▸ Requirement:
Go through the entries below and copy each line containing the word "title".

▸ Extracted information:
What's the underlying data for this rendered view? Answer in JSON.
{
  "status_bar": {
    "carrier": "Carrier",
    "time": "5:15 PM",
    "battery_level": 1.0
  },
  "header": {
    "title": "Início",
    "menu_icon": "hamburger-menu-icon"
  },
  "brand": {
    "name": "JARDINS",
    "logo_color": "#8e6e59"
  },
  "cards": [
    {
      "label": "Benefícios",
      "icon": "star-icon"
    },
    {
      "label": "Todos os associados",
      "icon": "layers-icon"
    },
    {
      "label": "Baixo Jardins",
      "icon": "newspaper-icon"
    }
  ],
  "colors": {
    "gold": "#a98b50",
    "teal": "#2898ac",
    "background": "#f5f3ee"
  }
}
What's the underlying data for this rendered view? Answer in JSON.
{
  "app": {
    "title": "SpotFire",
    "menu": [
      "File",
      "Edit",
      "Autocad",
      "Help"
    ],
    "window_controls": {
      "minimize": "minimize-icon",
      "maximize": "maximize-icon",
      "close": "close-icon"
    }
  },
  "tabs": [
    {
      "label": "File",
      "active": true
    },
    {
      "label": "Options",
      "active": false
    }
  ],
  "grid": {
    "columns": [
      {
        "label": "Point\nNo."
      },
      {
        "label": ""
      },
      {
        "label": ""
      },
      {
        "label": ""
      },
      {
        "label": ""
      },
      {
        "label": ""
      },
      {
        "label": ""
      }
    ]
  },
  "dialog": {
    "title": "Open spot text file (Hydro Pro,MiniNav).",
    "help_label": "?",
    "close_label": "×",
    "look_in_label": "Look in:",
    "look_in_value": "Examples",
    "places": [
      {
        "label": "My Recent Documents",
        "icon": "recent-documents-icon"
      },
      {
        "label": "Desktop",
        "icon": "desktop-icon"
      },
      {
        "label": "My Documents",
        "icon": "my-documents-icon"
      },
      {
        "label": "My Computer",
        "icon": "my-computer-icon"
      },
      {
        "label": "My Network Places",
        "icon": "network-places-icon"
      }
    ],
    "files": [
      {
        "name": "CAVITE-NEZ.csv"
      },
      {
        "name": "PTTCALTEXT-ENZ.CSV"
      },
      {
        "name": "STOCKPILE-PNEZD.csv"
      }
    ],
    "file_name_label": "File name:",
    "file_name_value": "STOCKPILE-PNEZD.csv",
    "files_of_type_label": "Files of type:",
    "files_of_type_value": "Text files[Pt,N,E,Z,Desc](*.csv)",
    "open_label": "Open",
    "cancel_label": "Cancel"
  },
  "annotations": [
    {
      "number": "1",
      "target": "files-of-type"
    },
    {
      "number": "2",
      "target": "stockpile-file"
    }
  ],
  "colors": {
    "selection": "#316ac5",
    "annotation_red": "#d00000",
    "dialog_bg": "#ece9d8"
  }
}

▸ Solved exercise:
    "title": "Início",
    "title": "SpotFire",
    "title": "Open spot text file (Hydro Pro,MiniNav).",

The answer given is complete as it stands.